▶ _Excerto do texto_

========

As cheias e a urgência de corrigir opções erradas na gestão do solo e da cidade
As recentes cheias em várias regiões o País voltaram a trazer para primeiro plano a magna questão da falta de planeamento e de medidas de ordenamento territorial. Para corrigir o problema é preciso «arrepiar caminho nas políticas de urbanismo e ordenamento do território», alerta o PCP.
Há uma submissão das políticas de uso de solos aos interesses financeiros
O tema esteve em debate no Parlamento, dia 14, suscitado pela bancada comunista em declaração política proferida pelo deputado Duarte Alves, que considerou que a raiz do problema das cheias, com consequências gravíssimas na vida das populações, vai muito para lá das alterações climáticas, tendo muito a ver com opções políticas que vêm de um passado remoto.
«Não negamos que as alterações climáticas tenham aumentado a frequência destes desastres, mas as alterações climáticas têm costas largas quando o poder político se quer desresponsabilizar das opções tomadas ao longo de décadas, num problema que não é novo», afirmou o parlamentar do PCP, depois de ter começado a sua intervenção com palavras de solidariedade para com todas as vítimas dos acontecimentos extremos recentemente verificados no País e que causaram «gravíssimos prejuízos nas suas vidas, nos seus negócios, nos seus bens e habitações». Palavras iniciais que não se ficaram pela solidariedade, adquirindo também expressão de reconhecimento e apreço pelo empenho e acção dos bombeiros e outros agentes da protecção civil, forças e serviços de segurança, trabalhadores das autarquias e de diversos serviços públicos na resposta aos problemas.

========

▶ _Informação apresentada_

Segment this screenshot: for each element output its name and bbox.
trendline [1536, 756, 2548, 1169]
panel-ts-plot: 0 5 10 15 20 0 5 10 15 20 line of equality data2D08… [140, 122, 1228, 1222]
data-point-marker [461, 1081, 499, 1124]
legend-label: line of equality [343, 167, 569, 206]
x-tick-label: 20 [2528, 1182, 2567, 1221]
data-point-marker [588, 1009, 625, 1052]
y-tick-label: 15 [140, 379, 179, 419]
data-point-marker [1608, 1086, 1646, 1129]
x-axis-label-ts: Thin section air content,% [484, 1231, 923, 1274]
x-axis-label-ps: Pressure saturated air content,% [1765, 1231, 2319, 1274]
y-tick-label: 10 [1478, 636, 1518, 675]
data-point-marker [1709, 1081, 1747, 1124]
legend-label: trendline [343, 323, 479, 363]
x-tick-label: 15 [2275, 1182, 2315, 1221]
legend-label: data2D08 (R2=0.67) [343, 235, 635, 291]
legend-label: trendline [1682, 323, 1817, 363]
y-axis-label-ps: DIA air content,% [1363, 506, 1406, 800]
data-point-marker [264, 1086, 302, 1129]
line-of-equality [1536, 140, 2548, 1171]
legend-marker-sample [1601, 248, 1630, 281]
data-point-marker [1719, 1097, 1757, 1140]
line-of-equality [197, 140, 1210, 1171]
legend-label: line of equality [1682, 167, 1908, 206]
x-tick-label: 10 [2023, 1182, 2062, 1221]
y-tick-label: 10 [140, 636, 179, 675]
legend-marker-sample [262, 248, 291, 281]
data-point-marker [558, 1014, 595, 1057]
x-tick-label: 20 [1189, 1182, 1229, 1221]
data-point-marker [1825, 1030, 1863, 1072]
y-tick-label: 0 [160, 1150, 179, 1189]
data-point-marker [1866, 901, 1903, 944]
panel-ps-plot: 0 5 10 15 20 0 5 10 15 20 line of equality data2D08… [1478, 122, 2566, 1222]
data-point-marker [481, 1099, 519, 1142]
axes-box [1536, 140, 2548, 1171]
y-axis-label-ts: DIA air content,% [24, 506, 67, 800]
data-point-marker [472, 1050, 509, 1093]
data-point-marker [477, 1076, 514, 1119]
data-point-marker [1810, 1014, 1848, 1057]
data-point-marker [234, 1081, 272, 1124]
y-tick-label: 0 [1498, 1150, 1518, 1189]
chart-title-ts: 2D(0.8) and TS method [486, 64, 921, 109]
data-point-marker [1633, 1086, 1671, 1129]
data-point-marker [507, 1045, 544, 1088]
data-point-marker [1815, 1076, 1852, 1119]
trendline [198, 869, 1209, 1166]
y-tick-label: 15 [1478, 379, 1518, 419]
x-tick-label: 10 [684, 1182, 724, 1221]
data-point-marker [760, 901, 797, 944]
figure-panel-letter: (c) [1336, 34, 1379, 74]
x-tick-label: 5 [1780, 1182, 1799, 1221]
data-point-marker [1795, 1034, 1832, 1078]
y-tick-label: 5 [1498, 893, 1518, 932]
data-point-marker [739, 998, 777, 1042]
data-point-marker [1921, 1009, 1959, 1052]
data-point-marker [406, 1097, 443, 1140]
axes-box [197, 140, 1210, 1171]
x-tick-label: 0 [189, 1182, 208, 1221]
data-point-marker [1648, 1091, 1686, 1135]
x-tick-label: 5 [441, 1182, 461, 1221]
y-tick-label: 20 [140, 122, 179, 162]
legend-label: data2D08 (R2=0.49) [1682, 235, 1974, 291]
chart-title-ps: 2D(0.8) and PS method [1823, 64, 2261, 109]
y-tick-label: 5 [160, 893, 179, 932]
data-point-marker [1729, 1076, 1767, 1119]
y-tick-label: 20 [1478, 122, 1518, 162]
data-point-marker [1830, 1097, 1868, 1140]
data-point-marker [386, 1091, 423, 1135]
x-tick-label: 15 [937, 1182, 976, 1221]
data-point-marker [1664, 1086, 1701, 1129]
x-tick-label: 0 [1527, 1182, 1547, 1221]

========

▶ _Instruções a seguir_
No texto sobre as cheias, que deputado proferiu a declaração política da bancada comunista no Parlamento?

▶ _Tarefa concluída_
O deputado Duarte Alves.